(“Querida, quando você crescer eu quero que você seja assertiva, independente e determinada. Mas enquanto você é criança, eu quero que você seja passiva, maleável e obediente”) (Fonte: The Culture of Schooling Cartoon Book – Shikshantar)

Dizem que uma imagem vale mais que 1.000 palavras. O que você sente ao encarar as imagens acima?

Pra mim, elas são um retrato do modelo educacional tradicional ou escolarizado. E, mesmo que você tenha se dado bem nesse sistema, é inegável que ele tenha te introjetado crenças que provavelmente você reproduz até hoje.

Antes de pensar em como aprendemos, é preciso enxergar de maneira nítida a herança da nossa cultura educacional. E essa herança é composta pelos costumes, hábitos, visões de mundo e modos de interagir que nos acostumamos a entender como “normais” na educação.

Por exemplo: talvez você pense que o aprendizado só aconteça na sala de aula ou em outros locais “pedagógicos”. Ou que a prática quase nunca deve vir antes da teoria.

+++++

▸ Instruções
**A.** Repita sem nenhuma alteração a passagem do texto sobre o modelo educacional que vai de "Dizem que uma" até "reproduz até hoje.".
**B.** Reproduza fielmente as entradas, da primeira linha até a linha que contém "bar — [103, 377, 349, 384]", com as duas pontas incluídas.
O texto e as entradas vêm de fontes distintas.

▸ Material fornecido
+++++

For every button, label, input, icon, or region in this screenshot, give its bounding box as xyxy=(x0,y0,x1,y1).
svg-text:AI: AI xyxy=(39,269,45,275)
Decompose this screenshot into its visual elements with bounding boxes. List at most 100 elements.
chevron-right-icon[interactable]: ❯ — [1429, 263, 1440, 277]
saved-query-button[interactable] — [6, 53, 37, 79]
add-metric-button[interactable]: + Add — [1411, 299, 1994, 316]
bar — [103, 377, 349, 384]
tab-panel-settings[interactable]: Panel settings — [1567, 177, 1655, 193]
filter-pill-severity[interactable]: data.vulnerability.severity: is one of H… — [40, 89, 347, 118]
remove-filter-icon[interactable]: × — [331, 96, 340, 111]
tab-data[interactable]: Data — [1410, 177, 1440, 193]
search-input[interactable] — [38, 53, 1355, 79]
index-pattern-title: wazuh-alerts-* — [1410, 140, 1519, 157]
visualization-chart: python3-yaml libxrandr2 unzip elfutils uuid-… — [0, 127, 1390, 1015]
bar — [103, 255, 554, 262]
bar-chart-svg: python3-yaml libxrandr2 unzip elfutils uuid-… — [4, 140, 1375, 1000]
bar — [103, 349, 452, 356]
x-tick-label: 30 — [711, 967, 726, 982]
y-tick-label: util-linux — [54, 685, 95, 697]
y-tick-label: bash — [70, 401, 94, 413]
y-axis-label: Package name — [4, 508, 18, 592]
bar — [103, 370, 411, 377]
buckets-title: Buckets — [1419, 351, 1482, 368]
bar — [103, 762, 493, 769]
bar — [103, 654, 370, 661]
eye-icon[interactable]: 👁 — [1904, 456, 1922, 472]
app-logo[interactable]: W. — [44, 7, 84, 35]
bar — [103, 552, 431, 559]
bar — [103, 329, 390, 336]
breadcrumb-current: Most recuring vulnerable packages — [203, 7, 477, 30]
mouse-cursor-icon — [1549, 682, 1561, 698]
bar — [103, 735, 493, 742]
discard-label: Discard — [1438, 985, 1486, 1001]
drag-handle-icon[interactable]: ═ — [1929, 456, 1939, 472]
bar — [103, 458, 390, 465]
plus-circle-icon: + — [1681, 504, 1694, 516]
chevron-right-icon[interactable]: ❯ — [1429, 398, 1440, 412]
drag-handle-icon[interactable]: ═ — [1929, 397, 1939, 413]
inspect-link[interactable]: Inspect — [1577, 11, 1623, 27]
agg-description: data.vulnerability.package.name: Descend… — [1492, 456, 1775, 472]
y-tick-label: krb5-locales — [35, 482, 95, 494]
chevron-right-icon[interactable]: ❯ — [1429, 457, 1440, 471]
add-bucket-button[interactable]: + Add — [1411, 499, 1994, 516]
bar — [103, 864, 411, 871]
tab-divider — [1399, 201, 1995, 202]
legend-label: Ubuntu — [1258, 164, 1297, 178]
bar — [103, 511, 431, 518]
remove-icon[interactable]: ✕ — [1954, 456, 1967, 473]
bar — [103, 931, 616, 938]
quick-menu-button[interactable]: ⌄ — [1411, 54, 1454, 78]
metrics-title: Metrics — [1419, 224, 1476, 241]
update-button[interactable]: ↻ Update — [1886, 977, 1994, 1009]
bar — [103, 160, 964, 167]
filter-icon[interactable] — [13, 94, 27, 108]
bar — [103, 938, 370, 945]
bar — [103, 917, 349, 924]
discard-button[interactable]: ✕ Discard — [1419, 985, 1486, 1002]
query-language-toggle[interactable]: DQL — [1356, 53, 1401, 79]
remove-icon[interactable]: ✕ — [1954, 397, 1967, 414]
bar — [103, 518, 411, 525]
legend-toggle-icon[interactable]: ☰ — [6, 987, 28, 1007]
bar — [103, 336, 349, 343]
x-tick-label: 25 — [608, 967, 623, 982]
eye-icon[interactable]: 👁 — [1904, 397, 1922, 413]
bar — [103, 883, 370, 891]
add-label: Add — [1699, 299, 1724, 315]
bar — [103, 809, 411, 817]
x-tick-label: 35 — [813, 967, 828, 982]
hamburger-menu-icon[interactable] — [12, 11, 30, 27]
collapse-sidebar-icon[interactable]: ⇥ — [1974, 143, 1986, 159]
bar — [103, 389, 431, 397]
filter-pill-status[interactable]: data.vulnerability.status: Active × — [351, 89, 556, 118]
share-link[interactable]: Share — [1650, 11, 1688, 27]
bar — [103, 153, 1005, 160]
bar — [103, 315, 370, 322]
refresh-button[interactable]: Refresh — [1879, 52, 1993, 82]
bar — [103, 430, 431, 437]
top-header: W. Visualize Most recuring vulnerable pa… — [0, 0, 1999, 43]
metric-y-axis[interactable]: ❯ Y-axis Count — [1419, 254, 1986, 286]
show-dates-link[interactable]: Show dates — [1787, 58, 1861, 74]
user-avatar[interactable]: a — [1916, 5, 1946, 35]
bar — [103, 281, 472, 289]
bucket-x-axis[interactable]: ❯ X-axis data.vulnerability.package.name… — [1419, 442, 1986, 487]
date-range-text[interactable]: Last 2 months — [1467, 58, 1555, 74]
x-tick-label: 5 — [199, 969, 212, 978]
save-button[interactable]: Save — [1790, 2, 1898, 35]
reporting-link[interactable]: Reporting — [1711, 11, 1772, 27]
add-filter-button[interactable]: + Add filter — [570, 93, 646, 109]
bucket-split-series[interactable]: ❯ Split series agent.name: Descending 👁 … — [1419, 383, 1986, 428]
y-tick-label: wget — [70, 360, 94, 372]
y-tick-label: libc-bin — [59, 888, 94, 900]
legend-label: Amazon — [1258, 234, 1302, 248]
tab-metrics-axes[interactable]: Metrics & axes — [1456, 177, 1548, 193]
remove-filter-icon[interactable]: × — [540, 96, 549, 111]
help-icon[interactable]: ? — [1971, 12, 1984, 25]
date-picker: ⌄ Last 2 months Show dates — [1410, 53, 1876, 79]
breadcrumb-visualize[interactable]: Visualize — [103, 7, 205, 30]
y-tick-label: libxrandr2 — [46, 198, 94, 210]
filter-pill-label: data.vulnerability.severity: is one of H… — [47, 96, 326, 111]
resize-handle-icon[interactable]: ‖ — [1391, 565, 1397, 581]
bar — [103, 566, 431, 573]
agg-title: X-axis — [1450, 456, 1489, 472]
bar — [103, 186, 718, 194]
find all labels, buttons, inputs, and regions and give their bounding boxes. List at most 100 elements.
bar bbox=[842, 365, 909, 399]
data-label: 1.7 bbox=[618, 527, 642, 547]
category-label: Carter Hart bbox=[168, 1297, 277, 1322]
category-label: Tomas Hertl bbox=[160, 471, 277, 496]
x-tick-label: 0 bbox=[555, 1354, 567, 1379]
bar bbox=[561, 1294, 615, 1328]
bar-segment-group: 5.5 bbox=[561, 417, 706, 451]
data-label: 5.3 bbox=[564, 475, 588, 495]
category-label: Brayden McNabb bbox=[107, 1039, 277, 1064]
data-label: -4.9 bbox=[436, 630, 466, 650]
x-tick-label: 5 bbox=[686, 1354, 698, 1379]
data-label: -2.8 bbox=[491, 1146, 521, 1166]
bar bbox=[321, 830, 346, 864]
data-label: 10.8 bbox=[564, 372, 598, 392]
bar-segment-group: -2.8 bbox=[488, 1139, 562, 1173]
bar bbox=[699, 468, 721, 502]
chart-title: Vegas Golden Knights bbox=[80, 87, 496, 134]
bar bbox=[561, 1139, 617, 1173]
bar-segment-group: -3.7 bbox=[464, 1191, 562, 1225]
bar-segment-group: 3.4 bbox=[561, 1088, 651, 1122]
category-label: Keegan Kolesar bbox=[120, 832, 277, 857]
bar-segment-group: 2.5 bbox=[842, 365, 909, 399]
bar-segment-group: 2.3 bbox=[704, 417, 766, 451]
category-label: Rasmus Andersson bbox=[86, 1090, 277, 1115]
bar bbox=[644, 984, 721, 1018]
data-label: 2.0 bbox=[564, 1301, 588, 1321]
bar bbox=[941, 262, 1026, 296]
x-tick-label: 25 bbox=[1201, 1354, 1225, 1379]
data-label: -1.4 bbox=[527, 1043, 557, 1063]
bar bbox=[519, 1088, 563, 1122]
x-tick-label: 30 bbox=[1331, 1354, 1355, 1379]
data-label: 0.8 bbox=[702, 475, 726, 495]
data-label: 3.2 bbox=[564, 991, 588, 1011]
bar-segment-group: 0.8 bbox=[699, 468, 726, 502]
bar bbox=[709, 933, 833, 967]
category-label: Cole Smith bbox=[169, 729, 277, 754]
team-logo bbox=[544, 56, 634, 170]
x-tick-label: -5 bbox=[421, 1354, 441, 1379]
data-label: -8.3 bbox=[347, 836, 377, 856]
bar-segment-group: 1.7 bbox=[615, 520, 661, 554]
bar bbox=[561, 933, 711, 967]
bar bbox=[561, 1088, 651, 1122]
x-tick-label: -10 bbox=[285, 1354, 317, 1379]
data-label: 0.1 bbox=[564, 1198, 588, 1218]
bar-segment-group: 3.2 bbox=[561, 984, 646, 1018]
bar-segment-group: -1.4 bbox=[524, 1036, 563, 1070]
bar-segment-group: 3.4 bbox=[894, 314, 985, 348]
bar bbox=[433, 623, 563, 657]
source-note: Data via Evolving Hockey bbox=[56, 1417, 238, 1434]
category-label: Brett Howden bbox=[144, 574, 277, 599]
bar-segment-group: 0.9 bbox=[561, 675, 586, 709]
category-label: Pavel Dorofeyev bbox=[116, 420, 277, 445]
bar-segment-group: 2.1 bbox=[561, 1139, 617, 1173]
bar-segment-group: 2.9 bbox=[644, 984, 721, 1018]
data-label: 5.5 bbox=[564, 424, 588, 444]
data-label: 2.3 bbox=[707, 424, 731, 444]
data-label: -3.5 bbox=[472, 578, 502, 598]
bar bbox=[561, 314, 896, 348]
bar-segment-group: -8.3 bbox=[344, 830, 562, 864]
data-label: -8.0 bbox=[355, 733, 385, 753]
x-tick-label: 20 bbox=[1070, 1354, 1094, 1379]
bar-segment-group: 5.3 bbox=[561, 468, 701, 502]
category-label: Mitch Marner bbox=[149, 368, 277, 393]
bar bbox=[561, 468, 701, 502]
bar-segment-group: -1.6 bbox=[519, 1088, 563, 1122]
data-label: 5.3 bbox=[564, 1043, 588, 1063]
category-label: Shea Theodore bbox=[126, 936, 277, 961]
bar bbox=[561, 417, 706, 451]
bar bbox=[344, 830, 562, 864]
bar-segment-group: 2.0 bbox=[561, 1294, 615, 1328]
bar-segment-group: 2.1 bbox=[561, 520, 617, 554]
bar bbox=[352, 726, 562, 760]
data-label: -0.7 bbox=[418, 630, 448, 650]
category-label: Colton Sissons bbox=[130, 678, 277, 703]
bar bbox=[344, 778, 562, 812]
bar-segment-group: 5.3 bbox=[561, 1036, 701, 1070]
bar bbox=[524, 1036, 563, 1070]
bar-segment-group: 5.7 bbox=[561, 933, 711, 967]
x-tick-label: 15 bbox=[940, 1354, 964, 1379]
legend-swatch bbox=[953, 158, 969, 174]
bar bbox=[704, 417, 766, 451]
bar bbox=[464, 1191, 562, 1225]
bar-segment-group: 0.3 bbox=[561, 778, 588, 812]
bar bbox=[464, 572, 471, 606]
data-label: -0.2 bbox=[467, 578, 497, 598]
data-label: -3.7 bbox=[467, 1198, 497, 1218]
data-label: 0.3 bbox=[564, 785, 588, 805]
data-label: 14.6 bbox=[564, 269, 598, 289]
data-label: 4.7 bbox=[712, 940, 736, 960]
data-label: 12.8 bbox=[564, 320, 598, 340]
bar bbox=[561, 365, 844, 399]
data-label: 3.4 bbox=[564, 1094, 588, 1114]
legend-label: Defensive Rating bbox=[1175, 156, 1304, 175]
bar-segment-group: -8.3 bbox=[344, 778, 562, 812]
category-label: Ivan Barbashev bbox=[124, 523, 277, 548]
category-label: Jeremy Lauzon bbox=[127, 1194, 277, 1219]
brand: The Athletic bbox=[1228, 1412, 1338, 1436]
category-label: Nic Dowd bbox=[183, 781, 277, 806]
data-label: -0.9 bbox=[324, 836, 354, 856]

+++++

▸ Respostas em ordem
**A.**
Dizem que uma imagem vale mais que 1.000 palavras. O que você sente ao encarar as imagens acima?

Pra mim, elas são um retrato do modelo educacional tradicional ou escolarizado. E, mesmo que você tenha se dado bem nesse sistema, é inegável que ele tenha te introjetado crenças que provavelmente você reproduz até hoje.

**B.**
For every button, label, input, icon, or region in this screenshot, give its bounding box as xyxy=(x0,y0,x1,y1).
svg-text:AI: AI xyxy=(39,269,45,275)
Decompose this screenshot into its visual elements with bounding boxes. List at most 100 elements.
chevron-right-icon[interactable]: ❯ — [1429, 263, 1440, 277]
saved-query-button[interactable] — [6, 53, 37, 79]
add-metric-button[interactable]: + Add — [1411, 299, 1994, 316]
bar — [103, 377, 349, 384]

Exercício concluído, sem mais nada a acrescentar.